§ **What you have to do**: Locate every line in the records below that contains the word "байдлыг", and copy each one.

# START OF The records

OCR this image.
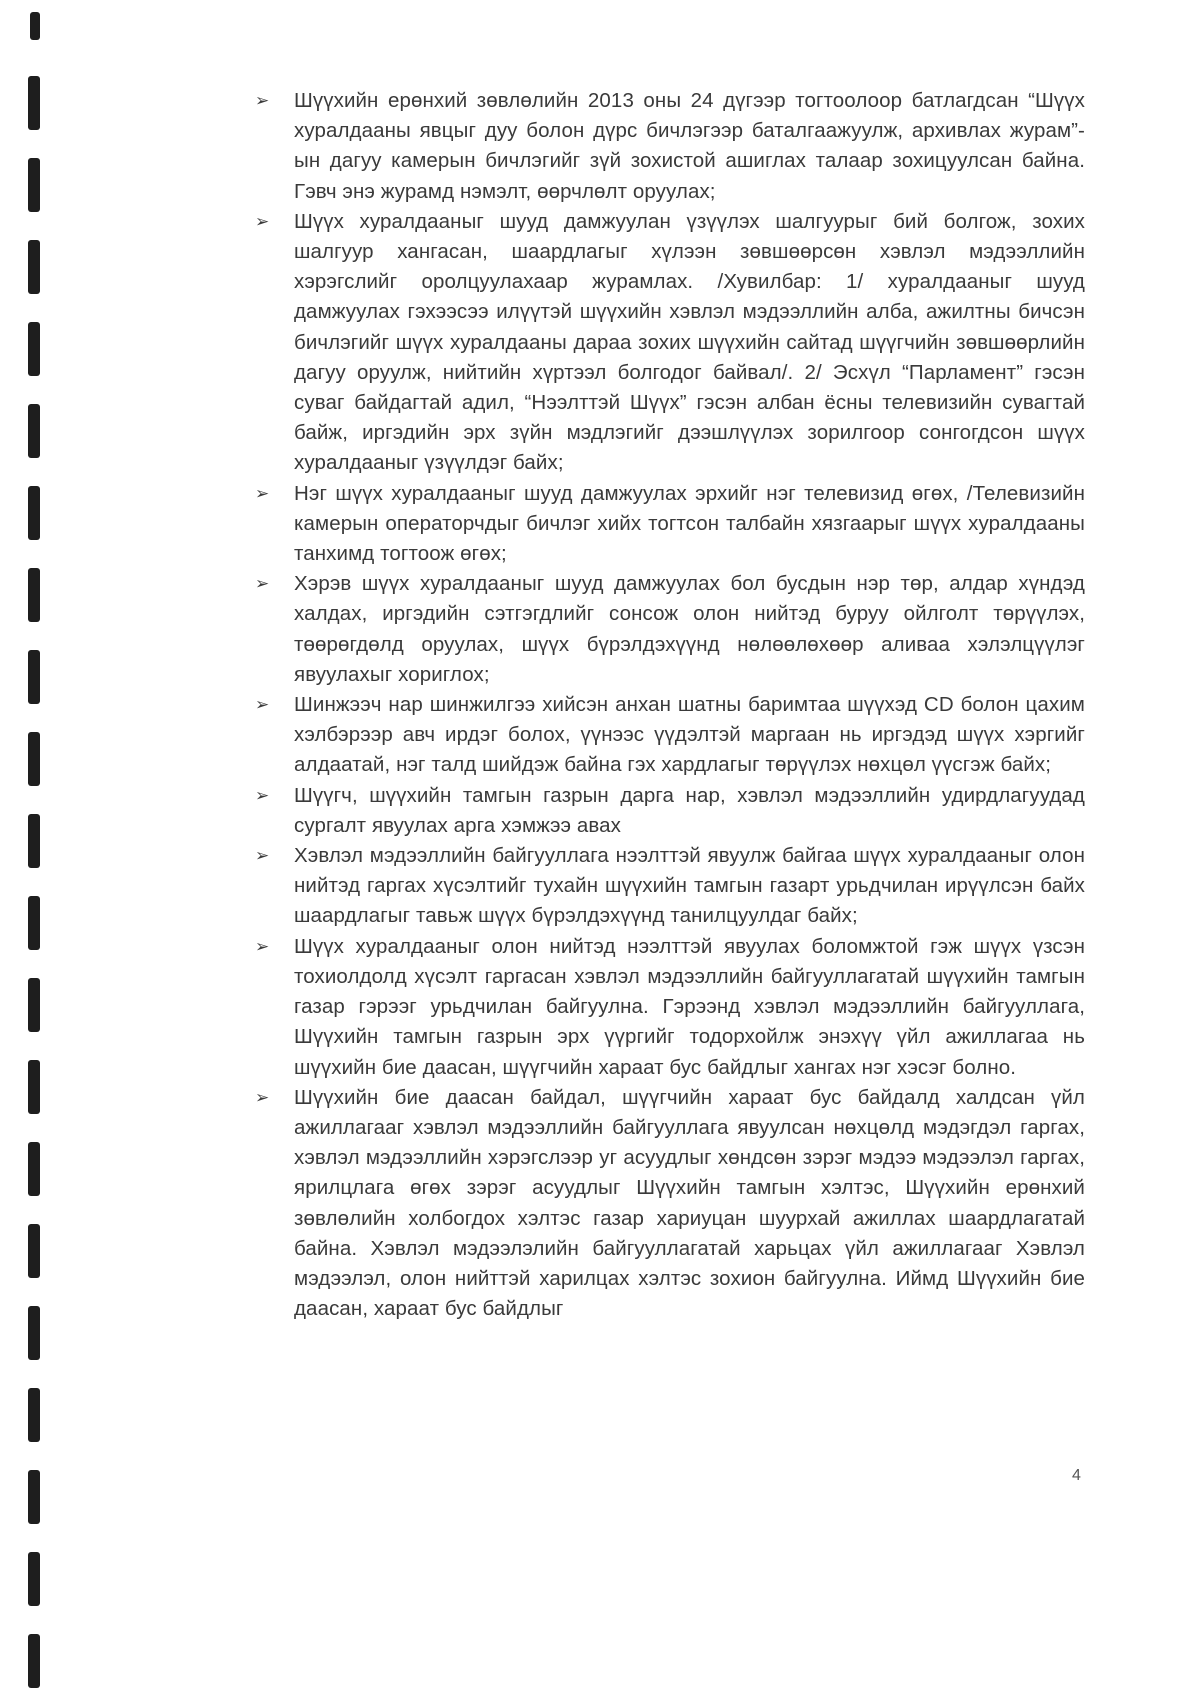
➢ Шүүхийн ерөнхий зөвлөлийн 2013 оны 24 дүгээр тогтоолоор батлагдсан “Шүүх хуралдааны явцыг дуу болон дүрс бичлэгээр баталгаажуулж, архивлах журам”-ын дагуу камерын бичлэгийг зүй зохистой ашиглах талаар зохицуулсан байна. Гэвч энэ журамд нэмэлт, өөрчлөлт оруулах;
➢ Шүүх хуралдааныг шууд дамжуулан үзүүлэх шалгуурыг бий болгож, зохих шалгуур хангасан, шаардлагыг хүлээн зөвшөөрсөн хэвлэл мэдээллийн хэрэгслийг оролцуулахаар журамлах. /Хувилбар: 1/ хуралдааныг шууд дамжуулах гэхээсээ илүүтэй шүүхийн хэвлэл мэдээллийн алба, ажилтны бичсэн бичлэгийг шүүх хуралдааны дараа зохих шүүхийн сайтад шүүгчийн зөвшөөрлийн дагуу оруулж, нийтийн хүртээл болгодог байвал/. 2/ Эсхүл “Парламент” гэсэн суваг байдагтай адил, “Нээлттэй Шүүх” гэсэн албан ёсны телевизийн сувагтай байж, иргэдийн эрх зүйн мэдлэгийг дээшлүүлэх зорилгоор сонгогдсон шүүх хуралдааныг үзүүлдэг байх;
➢ Нэг шүүх хуралдааныг шууд дамжуулах эрхийг нэг телевизид өгөх, /Телевизийн камерын операторчдыг бичлэг хийх тогтсон талбайн хязгаарыг шүүх хуралдааны танхимд тогтоож өгөх;
➢ Хэрэв шүүх хуралдааныг шууд дамжуулах бол бусдын нэр төр, алдар хүндэд халдах, иргэдийн сэтгэгдлийг сонсож олон нийтэд буруу ойлголт төрүүлэх, төөрөгдөлд оруулах, шүүх бүрэлдэхүүнд нөлөөлөхөөр аливаа хэлэлцүүлэг явуулахыг хориглох;
➢ Шинжээч нар шинжилгээ хийсэн анхан шатны баримтаа шүүхэд CD болон цахим хэлбэрээр авч ирдэг болох, үүнээс үүдэлтэй маргаан нь иргэдэд шүүх хэргийг алдаатай, нэг талд шийдэж байна гэх хардлагыг төрүүлэх нөхцөл үүсгэж байх;
➢ Шүүгч, шүүхийн тамгын газрын дарга нар, хэвлэл мэдээллийн удирдлагуудад сургалт явуулах арга хэмжээ авах
➢ Хэвлэл мэдээллийн байгууллага нээлттэй явуулж байгаа шүүх хуралдааныг олон нийтэд гаргах хүсэлтийг тухайн шүүхийн тамгын газарт урьдчилан ирүүлсэн байх шаардлагыг тавьж шүүх бүрэлдэхүүнд танилцуулдаг байх;
➢ Шүүх хуралдааныг олон нийтэд нээлттэй явуулах боломжтой гэж шүүх үзсэн тохиолдолд хүсэлт гаргасан хэвлэл мэдээллийн байгууллагатай шүүхийн тамгын газар гэрээг урьдчилан байгуулна. Гэрээнд хэвлэл мэдээллийн байгууллага, Шүүхийн тамгын газрын эрх үүргийг тодорхойлж энэхүү үйл ажиллагаа нь шүүхийн бие даасан, шүүгчийн хараат бус байдлыг хангах нэг хэсэг болно.
➢ Шүүхийн бие даасан байдал, шүүгчийн хараат бус байдалд халдсан үйл ажиллагааг хэвлэл мэдээллийн байгууллага явуулсан нөхцөлд мэдэгдэл гаргах, хэвлэл мэдээллийн хэрэгслээр уг асуудлыг хөндсөн зэрэг мэдээ мэдээлэл гаргах, ярилцлага өгөх зэрэг асуудлыг Шүүхийн тамгын хэлтэс, Шүүхийн ерөнхий зөвлөлийн холбогдох хэлтэс газар хариуцан шуурхай ажиллах шаардлагатай байна. Хэвлэл мэдээлэлийн байгууллагатай харьцах үйл ажиллагааг Хэвлэл мэдээлэл, олон нийттэй харилцах хэлтэс зохион байгуулна. Иймд Шүүхийн бие даасан, хараат бус байдлыг
4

# END OF The records

§ **Written response**:
➢ Шүүх хуралдааныг олон нийтэд нээлттэй явуулах боломжтой гэж шүүх үзсэн тохиолдолд хүсэлт гаргасан хэвлэл мэдээллийн байгууллагатай шүүхийн тамгын газар гэрээг урьдчилан байгуулна. Гэрээнд хэвлэл мэдээллийн байгууллага, Шүүхийн тамгын газрын эрх үүргийг тодорхойлж энэхүү үйл ажиллагаа нь шүүхийн бие даасан, шүүгчийн хараат бус байдлыг хангах нэг хэсэг болно.
➢ Шүүхийн бие даасан байдал, шүүгчийн хараат бус байдалд халдсан үйл ажиллагааг хэвлэл мэдээллийн байгууллага явуулсан нөхцөлд мэдэгдэл гаргах, хэвлэл мэдээллийн хэрэгслээр уг асуудлыг хөндсөн зэрэг мэдээ мэдээлэл гаргах, ярилцлага өгөх зэрэг асуудлыг Шүүхийн тамгын хэлтэс, Шүүхийн ерөнхий зөвлөлийн холбогдох хэлтэс газар хариуцан шуурхай ажиллах шаардлагатай байна. Хэвлэл мэдээлэлийн байгууллагатай харьцах үйл ажиллагааг Хэвлэл мэдээлэл, олон нийттэй харилцах хэлтэс зохион байгуулна. Иймд Шүүхийн бие даасан, хараат бус байдлыг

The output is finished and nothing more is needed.